Extracted records
>>
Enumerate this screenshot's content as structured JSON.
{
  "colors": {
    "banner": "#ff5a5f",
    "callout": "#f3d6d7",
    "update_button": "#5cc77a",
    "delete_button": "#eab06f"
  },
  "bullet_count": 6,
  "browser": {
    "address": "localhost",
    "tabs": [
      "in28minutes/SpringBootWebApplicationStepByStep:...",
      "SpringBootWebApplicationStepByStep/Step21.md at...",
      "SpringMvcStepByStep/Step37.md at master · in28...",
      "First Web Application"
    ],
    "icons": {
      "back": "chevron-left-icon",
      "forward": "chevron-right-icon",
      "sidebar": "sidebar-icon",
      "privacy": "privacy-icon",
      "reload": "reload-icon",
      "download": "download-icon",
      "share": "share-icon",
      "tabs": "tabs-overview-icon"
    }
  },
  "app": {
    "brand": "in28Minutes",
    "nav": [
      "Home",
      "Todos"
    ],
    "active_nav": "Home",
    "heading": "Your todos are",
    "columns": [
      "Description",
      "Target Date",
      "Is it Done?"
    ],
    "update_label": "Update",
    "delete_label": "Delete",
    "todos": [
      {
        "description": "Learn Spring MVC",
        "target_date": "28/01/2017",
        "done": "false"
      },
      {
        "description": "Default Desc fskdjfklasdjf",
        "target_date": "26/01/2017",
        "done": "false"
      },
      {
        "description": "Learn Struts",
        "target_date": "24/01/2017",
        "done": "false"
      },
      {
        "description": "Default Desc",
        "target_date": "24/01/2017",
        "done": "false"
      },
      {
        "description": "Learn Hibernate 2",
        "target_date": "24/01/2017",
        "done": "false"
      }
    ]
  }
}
<<
Determine the number of lines in the listing that contain the string "Default". Write that number and nothing else.

2